- **AIM OF THE EXERCISE**:
Write out the listing exactly as it is given.

* START WORKING DATA *

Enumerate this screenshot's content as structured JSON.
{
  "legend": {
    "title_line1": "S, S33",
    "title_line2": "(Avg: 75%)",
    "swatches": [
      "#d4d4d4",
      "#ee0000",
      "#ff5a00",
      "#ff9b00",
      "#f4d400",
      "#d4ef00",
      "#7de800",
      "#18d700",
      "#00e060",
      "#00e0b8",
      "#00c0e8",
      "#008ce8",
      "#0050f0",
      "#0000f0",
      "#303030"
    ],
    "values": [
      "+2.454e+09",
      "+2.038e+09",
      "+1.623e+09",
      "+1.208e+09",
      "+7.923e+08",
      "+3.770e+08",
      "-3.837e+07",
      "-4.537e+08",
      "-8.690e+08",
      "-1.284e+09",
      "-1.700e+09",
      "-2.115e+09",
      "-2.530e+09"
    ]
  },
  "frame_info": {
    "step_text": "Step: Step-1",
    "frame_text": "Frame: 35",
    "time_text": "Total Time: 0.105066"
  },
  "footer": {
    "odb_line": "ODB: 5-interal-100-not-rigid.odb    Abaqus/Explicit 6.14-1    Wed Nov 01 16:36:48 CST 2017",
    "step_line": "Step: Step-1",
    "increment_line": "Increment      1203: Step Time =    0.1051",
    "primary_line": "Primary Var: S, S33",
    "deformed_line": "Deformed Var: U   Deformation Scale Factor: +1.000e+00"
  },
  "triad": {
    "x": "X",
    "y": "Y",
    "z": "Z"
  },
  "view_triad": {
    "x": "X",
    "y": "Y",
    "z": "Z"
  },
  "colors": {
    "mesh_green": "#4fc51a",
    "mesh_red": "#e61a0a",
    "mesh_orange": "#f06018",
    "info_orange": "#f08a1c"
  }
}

* END WORKING DATA *

- **SOLUTION BELOW**:
Enumerate this screenshot's content as structured JSON.
{
  "legend": {
    "title_line1": "S, S33",
    "title_line2": "(Avg: 75%)",
    "swatches": [
      "#d4d4d4",
      "#ee0000",
      "#ff5a00",
      "#ff9b00",
      "#f4d400",
      "#d4ef00",
      "#7de800",
      "#18d700",
      "#00e060",
      "#00e0b8",
      "#00c0e8",
      "#008ce8",
      "#0050f0",
      "#0000f0",
      "#303030"
    ],
    "values": [
      "+2.454e+09",
      "+2.038e+09",
      "+1.623e+09",
      "+1.208e+09",
      "+7.923e+08",
      "+3.770e+08",
      "-3.837e+07",
      "-4.537e+08",
      "-8.690e+08",
      "-1.284e+09",
      "-1.700e+09",
      "-2.115e+09",
      "-2.530e+09"
    ]
  },
  "frame_info": {
    "step_text": "Step: Step-1",
    "frame_text": "Frame: 35",
    "time_text": "Total Time: 0.105066"
  },
  "footer": {
    "odb_line": "ODB: 5-interal-100-not-rigid.odb    Abaqus/Explicit 6.14-1    Wed Nov 01 16:36:48 CST 2017",
    "step_line": "Step: Step-1",
    "increment_line": "Increment      1203: Step Time =    0.1051",
    "primary_line": "Primary Var: S, S33",
    "deformed_line": "Deformed Var: U   Deformation Scale Factor: +1.000e+00"
  },
  "triad": {
    "x": "X",
    "y": "Y",
    "z": "Z"
  },
  "view_triad": {
    "x": "X",
    "y": "Y",
    "z": "Z"
  },
  "colors": {
    "mesh_green": "#4fc51a",
    "mesh_red": "#e61a0a",
    "mesh_orange": "#f06018",
    "info_orange": "#f08a1c"
  }
}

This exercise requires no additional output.